_INFORMATION SHOWN_

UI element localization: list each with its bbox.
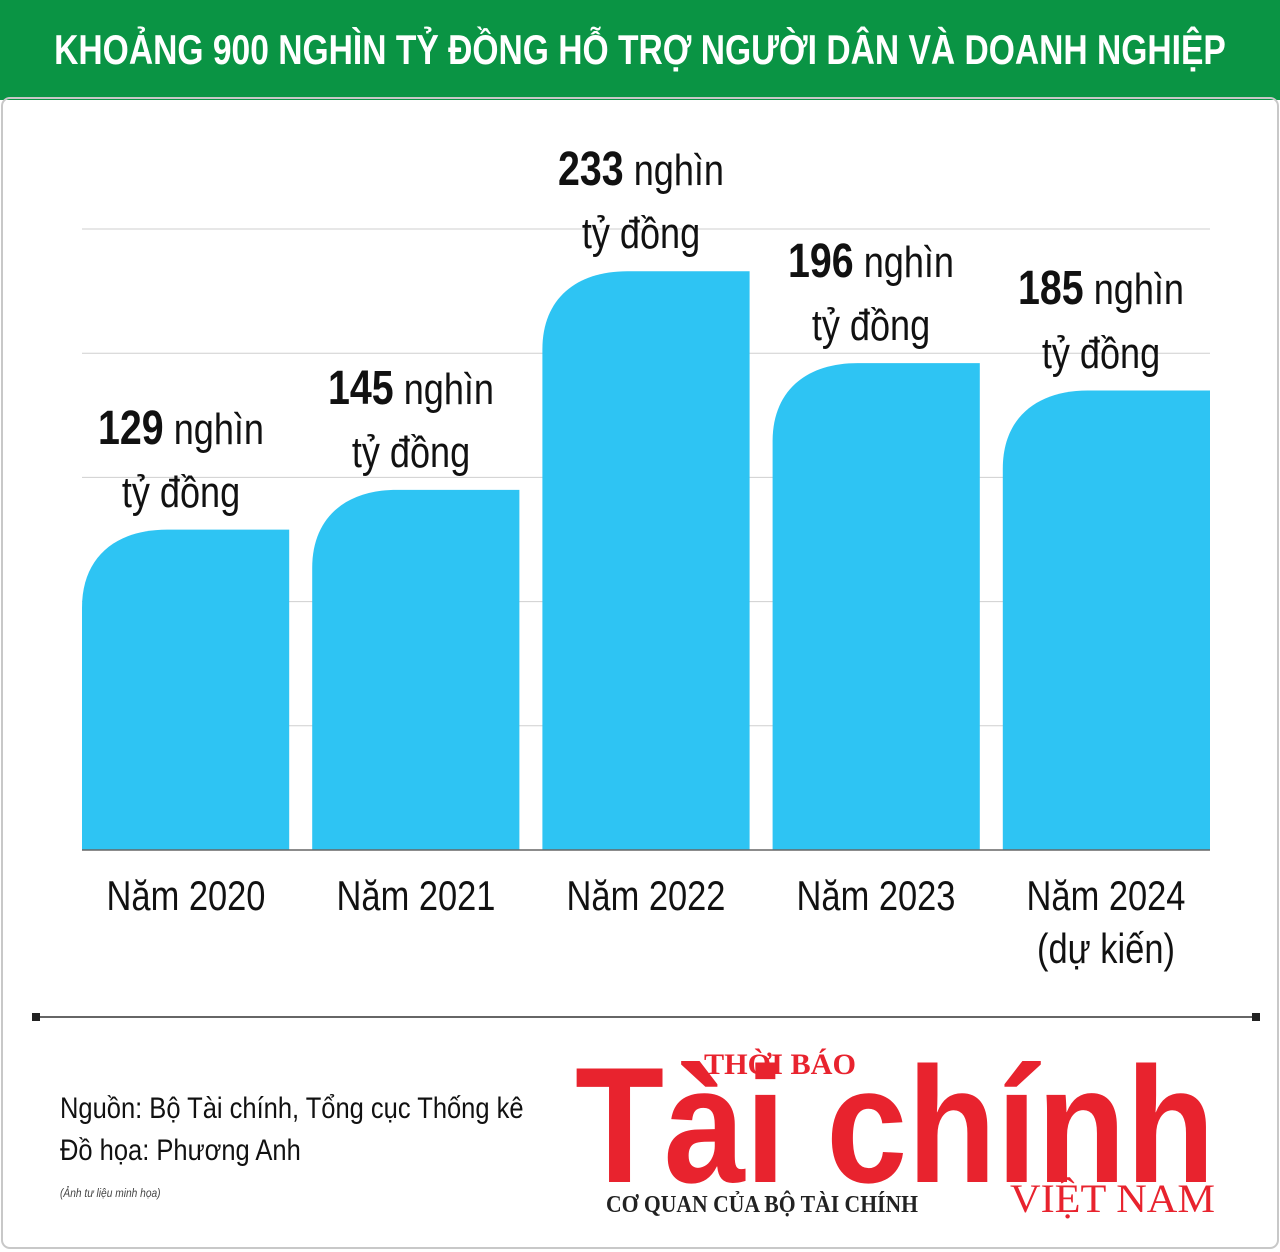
value-label: 233 nghìn tỷ đồng xyxy=(543,136,740,265)
source: Nguồn: Bộ Tài chính, Tổng cục Thống kê xyxy=(60,1092,524,1125)
x-tick-label: Năm 2021 xyxy=(336,872,496,919)
value-label: 185 nghìn tỷ đồng xyxy=(1003,256,1200,385)
logo-tagline: CƠ QUAN CỦA BỘ TÀI CHÍNH xyxy=(606,1192,918,1218)
logo-name: Tài chính xyxy=(575,1033,1215,1217)
frame xyxy=(1,97,1279,1249)
x-tick-label: Năm 2024 (dự kiến) xyxy=(1026,872,1186,972)
value-unit: nghìn tỷ đồng xyxy=(121,404,264,517)
bar xyxy=(772,363,980,850)
separator-dot xyxy=(1252,1013,1260,1021)
value-label: 129 nghìn tỷ đồng xyxy=(82,395,279,524)
x-tick-label: Năm 2022 xyxy=(566,872,726,919)
bar xyxy=(542,271,750,850)
value-label: 145 nghìn tỷ đồng xyxy=(312,355,509,484)
value-unit: nghìn tỷ đồng xyxy=(1042,265,1185,378)
separator-dot xyxy=(32,1013,40,1021)
logo-region: VIỆT NAM xyxy=(1010,1176,1215,1221)
bar xyxy=(82,529,290,850)
value-label: 196 nghìn tỷ đồng xyxy=(773,228,970,357)
value-number: 145 xyxy=(327,362,394,416)
value-unit: nghìn tỷ đồng xyxy=(351,365,494,478)
bar xyxy=(312,489,520,850)
note: (Ảnh tư liệu minh họa) xyxy=(60,1186,161,1200)
x-tick-label: Năm 2023 xyxy=(796,872,956,919)
value-number: 233 xyxy=(558,143,624,197)
value-number: 185 xyxy=(1018,262,1085,316)
bar xyxy=(1002,390,1210,850)
value-unit: nghìn tỷ đồng xyxy=(812,238,955,351)
title-band xyxy=(0,0,1280,100)
value-unit: nghìn tỷ đồng xyxy=(581,146,724,259)
x-tick-label: Năm 2020 xyxy=(106,872,266,919)
logo-kicker: THỜI BÁO xyxy=(704,1048,856,1081)
value-number: 129 xyxy=(97,401,164,455)
credit: Đồ họa: Phương Anh xyxy=(60,1134,301,1167)
title: KHOẢNG 900 NGHÌN TỶ ĐỒNG HỖ TRỢ NGƯỜI DÂ… xyxy=(54,26,1226,73)
value-number: 196 xyxy=(788,235,854,289)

_WHAT THE TASK REQUIRES_
Write out again, word for word, the rows from the one containing "value-label: 233 nghìn" through the one containing "value-unit: nghìn tỷ đồng xyxy=(121,404,264,517)".

_RESULT_
value-label: 233 nghìn tỷ đồng xyxy=(543,136,740,265)
source: Nguồn: Bộ Tài chính, Tổng cục Thống kê xyxy=(60,1092,524,1125)
x-tick-label: Năm 2021 xyxy=(336,872,496,919)
value-label: 185 nghìn tỷ đồng xyxy=(1003,256,1200,385)
logo-tagline: CƠ QUAN CỦA BỘ TÀI CHÍNH xyxy=(606,1192,918,1218)
logo-name: Tài chính xyxy=(575,1033,1215,1217)
frame xyxy=(1,97,1279,1249)
x-tick-label: Năm 2024 (dự kiến) xyxy=(1026,872,1186,972)
value-unit: nghìn tỷ đồng xyxy=(121,404,264,517)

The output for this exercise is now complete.